Collected data entries

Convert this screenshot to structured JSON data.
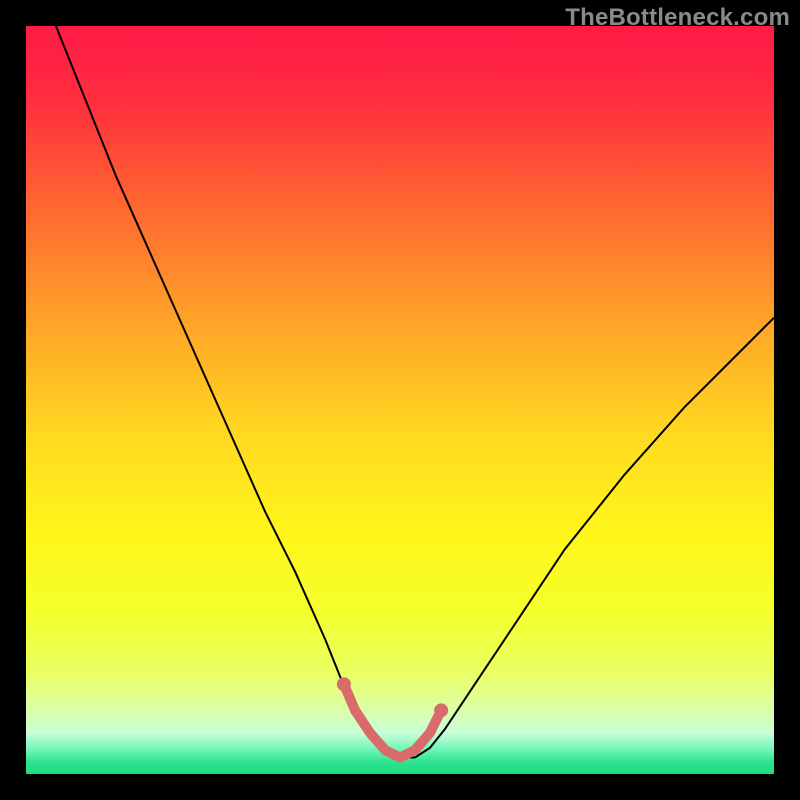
{
  "watermark": "TheBottleneck.com",
  "gradient_stops": [
    {
      "offset": 0.0,
      "color": "#ff1a46"
    },
    {
      "offset": 0.1,
      "color": "#ff2e3e"
    },
    {
      "offset": 0.25,
      "color": "#ff6a2f"
    },
    {
      "offset": 0.4,
      "color": "#ffa528"
    },
    {
      "offset": 0.55,
      "color": "#ffda20"
    },
    {
      "offset": 0.68,
      "color": "#fff61a"
    },
    {
      "offset": 0.78,
      "color": "#f4ff2a"
    },
    {
      "offset": 0.86,
      "color": "#eaff60"
    },
    {
      "offset": 0.91,
      "color": "#ddffa0"
    },
    {
      "offset": 0.945,
      "color": "#c8ffd8"
    },
    {
      "offset": 0.965,
      "color": "#78f7ba"
    },
    {
      "offset": 0.985,
      "color": "#2de28f"
    },
    {
      "offset": 1.0,
      "color": "#1fd97f"
    }
  ],
  "chart_data": {
    "type": "line",
    "title": "",
    "xlabel": "",
    "ylabel": "",
    "xlim": [
      0,
      100
    ],
    "ylim": [
      0,
      100
    ],
    "grid": false,
    "legend": false,
    "series": [
      {
        "name": "bottleneck-curve",
        "color": "#000000",
        "width": 2,
        "x": [
          4,
          8,
          12,
          16,
          20,
          24,
          28,
          32,
          36,
          40,
          42,
          44,
          46,
          48,
          50,
          52,
          54,
          56,
          60,
          66,
          72,
          80,
          88,
          96,
          100
        ],
        "y": [
          100,
          90,
          80,
          71,
          62,
          53,
          44,
          35,
          27,
          18,
          13,
          9,
          6,
          3.5,
          2.2,
          2.2,
          3.5,
          6,
          12,
          21,
          30,
          40,
          49,
          57,
          61
        ]
      },
      {
        "name": "optimal-zone-highlight",
        "color": "#d96b6b",
        "width": 10,
        "x": [
          42.5,
          44,
          46,
          48,
          50,
          52,
          54,
          55.5
        ],
        "y": [
          12,
          8.5,
          5.5,
          3.2,
          2.2,
          3.2,
          5.5,
          8.5
        ]
      },
      {
        "name": "optimal-zone-endpoints",
        "type_hint": "scatter",
        "color": "#d96b6b",
        "radius": 7,
        "x": [
          42.5,
          55.5
        ],
        "y": [
          12,
          8.5
        ]
      }
    ]
  }
}
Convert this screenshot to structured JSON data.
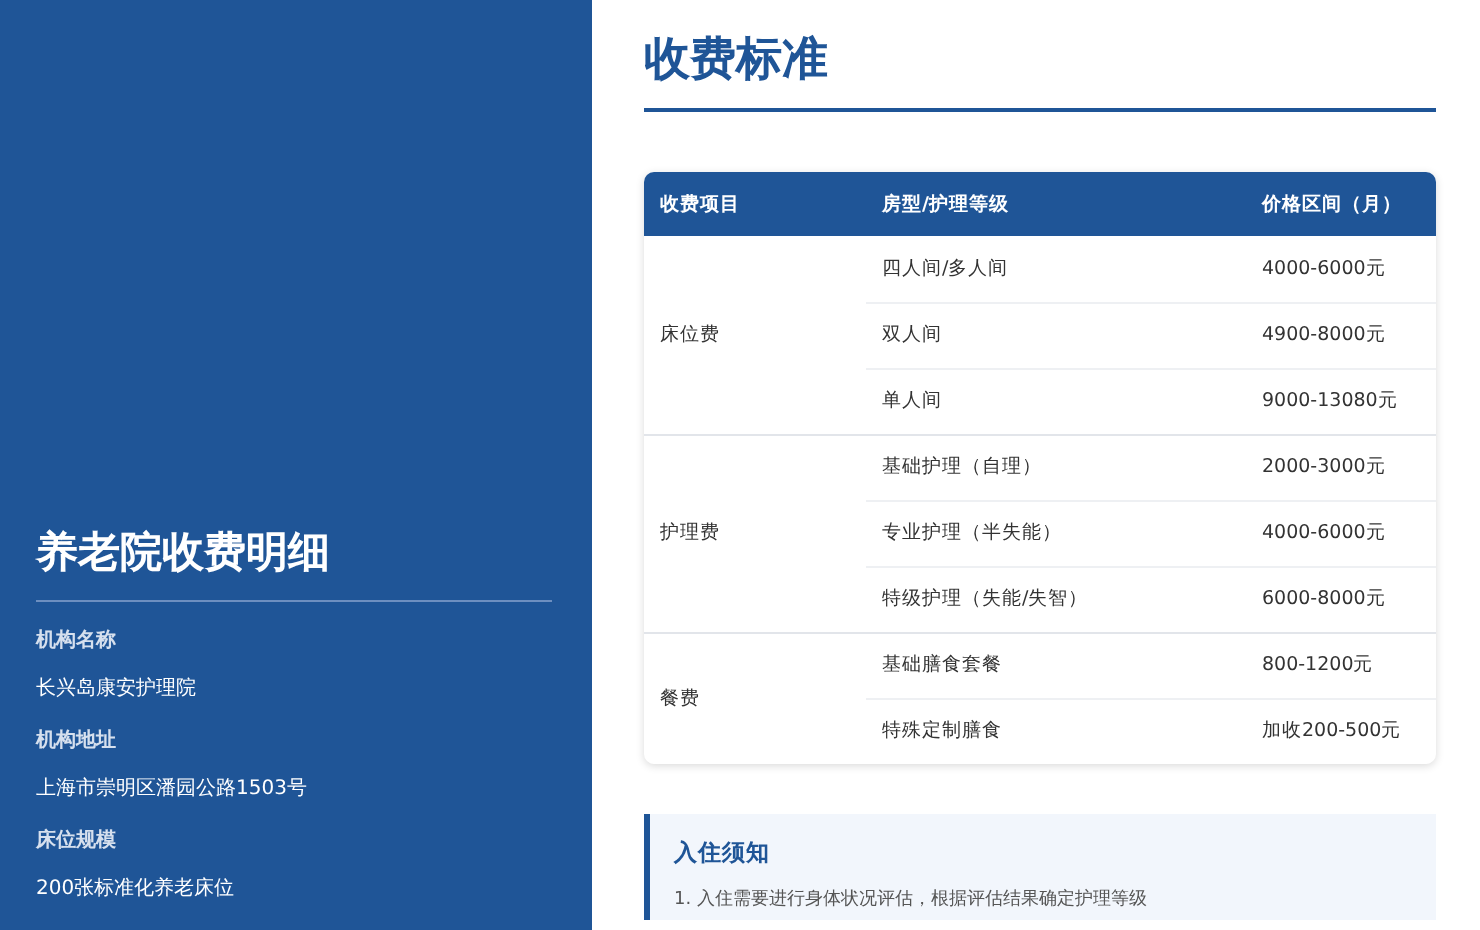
{
  "sidebar": {
    "title": "养老院收费明细",
    "fields": [
      {
        "label": "机构名称",
        "value": "长兴岛康安护理院"
      },
      {
        "label": "机构地址",
        "value": "上海市崇明区潘园公路1503号"
      },
      {
        "label": "床位规模",
        "value": "200张标准化养老床位"
      }
    ]
  },
  "main": {
    "title": "收费标准",
    "table": {
      "columns": [
        "收费项目",
        "房型/护理等级",
        "价格区间（月）"
      ],
      "groups": [
        {
          "item": "床位费",
          "rows": [
            {
              "type": "四人间/多人间",
              "price": "4000-6000元"
            },
            {
              "type": "双人间",
              "price": "4900-8000元"
            },
            {
              "type": "单人间",
              "price": "9000-13080元"
            }
          ]
        },
        {
          "item": "护理费",
          "rows": [
            {
              "type": "基础护理（自理）",
              "price": "2000-3000元"
            },
            {
              "type": "专业护理（半失能）",
              "price": "4000-6000元"
            },
            {
              "type": "特级护理（失能/失智）",
              "price": "6000-8000元"
            }
          ]
        },
        {
          "item": "餐费",
          "rows": [
            {
              "type": "基础膳食套餐",
              "price": "800-1200元"
            },
            {
              "type": "特殊定制膳食",
              "price": "加收200-500元"
            }
          ]
        }
      ]
    },
    "notice": {
      "title": "入住须知",
      "lines": [
        "1. 入住需要进行身体状况评估，根据评估结果确定护理等级"
      ]
    }
  }
}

_TASK OBJECTIVE_
Nothing in the entries above should change when they are printed again, except that the pictures are dropped.

_FINAL RESULT_
Convert this screenshot to structured JSON data.
{
  "watermark": "TheBottleneck.com",
  "gradient_stops": [
    {
      "offset": 0.0,
      "color": "#ff1a46"
    },
    {
      "offset": 0.1,
      "color": "#ff2e3e"
    },
    {
      "offset": 0.25,
      "color": "#ff6a2f"
    },
    {
      "offset": 0.4,
      "color": "#ffa528"
    },
    {
      "offset": 0.55,
      "color": "#ffda20"
    },
    {
      "offset": 0.68,
      "color": "#fff61a"
    },
    {
      "offset": 0.78,
      "color": "#f4ff2a"
    },
    {
      "offset": 0.86,
      "color": "#eaff60"
    },
    {
      "offset": 0.91,
      "color": "#ddffa0"
    },
    {
      "offset": 0.945,
      "color": "#c8ffd8"
    },
    {
      "offset": 0.965,
      "color": "#78f7ba"
    },
    {
      "offset": 0.985,
      "color": "#2de28f"
    },
    {
      "offset": 1.0,
      "color": "#1fd97f"
    }
  ],
  "chart_data": {
    "type": "line",
    "title": "",
    "xlabel": "",
    "ylabel": "",
    "xlim": [
      0,
      100
    ],
    "ylim": [
      0,
      100
    ],
    "grid": false,
    "legend": false,
    "series": [
      {
        "name": "bottleneck-curve",
        "color": "#000000",
        "width": 2,
        "x": [
          4,
          8,
          12,
          16,
          20,
          24,
          28,
          32,
          36,
          40,
          42,
          44,
          46,
          48,
          50,
          52,
          54,
          56,
          60,
          66,
          72,
          80,
          88,
          96,
          100
        ],
        "y": [
          100,
          90,
          80,
          71,
          62,
          53,
          44,
          35,
          27,
          18,
          13,
          9,
          6,
          3.5,
          2.2,
          2.2,
          3.5,
          6,
          12,
          21,
          30,
          40,
          49,
          57,
          61
        ]
      },
      {
        "name": "optimal-zone-highlight",
        "color": "#d96b6b",
        "width": 10,
        "x": [
          42.5,
          44,
          46,
          48,
          50,
          52,
          54,
          55.5
        ],
        "y": [
          12,
          8.5,
          5.5,
          3.2,
          2.2,
          3.2,
          5.5,
          8.5
        ]
      },
      {
        "name": "optimal-zone-endpoints",
        "type_hint": "scatter",
        "color": "#d96b6b",
        "radius": 7,
        "x": [
          42.5,
          55.5
        ],
        "y": [
          12,
          8.5
        ]
      }
    ]
  }
}
Convert this screenshot to structured JSON data.
{
  "sidebar": {
    "title": "养老院收费明细",
    "fields": [
      {
        "label": "机构名称",
        "value": "长兴岛康安护理院"
      },
      {
        "label": "机构地址",
        "value": "上海市崇明区潘园公路1503号"
      },
      {
        "label": "床位规模",
        "value": "200张标准化养老床位"
      }
    ]
  },
  "main": {
    "title": "收费标准",
    "table": {
      "columns": [
        "收费项目",
        "房型/护理等级",
        "价格区间（月）"
      ],
      "groups": [
        {
          "item": "床位费",
          "rows": [
            {
              "type": "四人间/多人间",
              "price": "4000-6000元"
            },
            {
              "type": "双人间",
              "price": "4900-8000元"
            },
            {
              "type": "单人间",
              "price": "9000-13080元"
            }
          ]
        },
        {
          "item": "护理费",
          "rows": [
            {
              "type": "基础护理（自理）",
              "price": "2000-3000元"
            },
            {
              "type": "专业护理（半失能）",
              "price": "4000-6000元"
            },
            {
              "type": "特级护理（失能/失智）",
              "price": "6000-8000元"
            }
          ]
        },
        {
          "item": "餐费",
          "rows": [
            {
              "type": "基础膳食套餐",
              "price": "800-1200元"
            },
            {
              "type": "特殊定制膳食",
              "price": "加收200-500元"
            }
          ]
        }
      ]
    },
    "notice": {
      "title": "入住须知",
      "lines": [
        "1. 入住需要进行身体状况评估，根据评估结果确定护理等级"
      ]
    }
  }
}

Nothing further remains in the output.